** START **
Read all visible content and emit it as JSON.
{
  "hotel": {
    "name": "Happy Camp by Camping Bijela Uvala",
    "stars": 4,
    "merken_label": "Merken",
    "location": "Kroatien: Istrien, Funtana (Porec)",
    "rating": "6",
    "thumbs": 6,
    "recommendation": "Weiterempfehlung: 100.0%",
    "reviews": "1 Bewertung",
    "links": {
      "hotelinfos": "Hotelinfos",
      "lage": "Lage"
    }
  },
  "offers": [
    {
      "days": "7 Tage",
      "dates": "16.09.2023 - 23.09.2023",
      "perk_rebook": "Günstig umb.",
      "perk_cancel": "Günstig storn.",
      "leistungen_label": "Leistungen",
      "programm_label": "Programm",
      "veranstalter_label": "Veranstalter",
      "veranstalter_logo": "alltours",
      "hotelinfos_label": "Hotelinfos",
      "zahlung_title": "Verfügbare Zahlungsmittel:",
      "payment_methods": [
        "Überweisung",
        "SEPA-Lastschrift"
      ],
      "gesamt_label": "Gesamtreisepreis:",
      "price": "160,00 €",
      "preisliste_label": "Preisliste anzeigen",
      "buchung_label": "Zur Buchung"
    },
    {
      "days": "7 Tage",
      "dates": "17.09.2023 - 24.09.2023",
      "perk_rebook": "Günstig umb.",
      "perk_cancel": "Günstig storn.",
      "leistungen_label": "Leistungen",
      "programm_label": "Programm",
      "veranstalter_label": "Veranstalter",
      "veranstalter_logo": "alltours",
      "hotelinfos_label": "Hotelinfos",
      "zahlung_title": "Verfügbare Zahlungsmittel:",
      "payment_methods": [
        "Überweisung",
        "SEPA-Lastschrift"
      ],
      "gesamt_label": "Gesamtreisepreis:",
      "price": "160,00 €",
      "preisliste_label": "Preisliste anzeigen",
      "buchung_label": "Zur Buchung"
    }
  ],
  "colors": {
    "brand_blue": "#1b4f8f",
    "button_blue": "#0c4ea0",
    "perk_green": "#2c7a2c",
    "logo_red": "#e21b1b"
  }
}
** END **
**STATED GOAL**
Copy out the whole listing exactly; please set it all down.

**RESULT**
Read all visible content and emit it as JSON.
{
  "hotel": {
    "name": "Happy Camp by Camping Bijela Uvala",
    "stars": 4,
    "merken_label": "Merken",
    "location": "Kroatien: Istrien, Funtana (Porec)",
    "rating": "6",
    "thumbs": 6,
    "recommendation": "Weiterempfehlung: 100.0%",
    "reviews": "1 Bewertung",
    "links": {
      "hotelinfos": "Hotelinfos",
      "lage": "Lage"
    }
  },
  "offers": [
    {
      "days": "7 Tage",
      "dates": "16.09.2023 - 23.09.2023",
      "perk_rebook": "Günstig umb.",
      "perk_cancel": "Günstig storn.",
      "leistungen_label": "Leistungen",
      "programm_label": "Programm",
      "veranstalter_label": "Veranstalter",
      "veranstalter_logo": "alltours",
      "hotelinfos_label": "Hotelinfos",
      "zahlung_title": "Verfügbare Zahlungsmittel:",
      "payment_methods": [
        "Überweisung",
        "SEPA-Lastschrift"
      ],
      "gesamt_label": "Gesamtreisepreis:",
      "price": "160,00 €",
      "preisliste_label": "Preisliste anzeigen",
      "buchung_label": "Zur Buchung"
    },
    {
      "days": "7 Tage",
      "dates": "17.09.2023 - 24.09.2023",
      "perk_rebook": "Günstig umb.",
      "perk_cancel": "Günstig storn.",
      "leistungen_label": "Leistungen",
      "programm_label": "Programm",
      "veranstalter_label": "Veranstalter",
      "veranstalter_logo": "alltours",
      "hotelinfos_label": "Hotelinfos",
      "zahlung_title": "Verfügbare Zahlungsmittel:",
      "payment_methods": [
        "Überweisung",
        "SEPA-Lastschrift"
      ],
      "gesamt_label": "Gesamtreisepreis:",
      "price": "160,00 €",
      "preisliste_label": "Preisliste anzeigen",
      "buchung_label": "Zur Buchung"
    }
  ],
  "colors": {
    "brand_blue": "#1b4f8f",
    "button_blue": "#0c4ea0",
    "perk_green": "#2c7a2c",
    "logo_red": "#e21b1b"
  }
}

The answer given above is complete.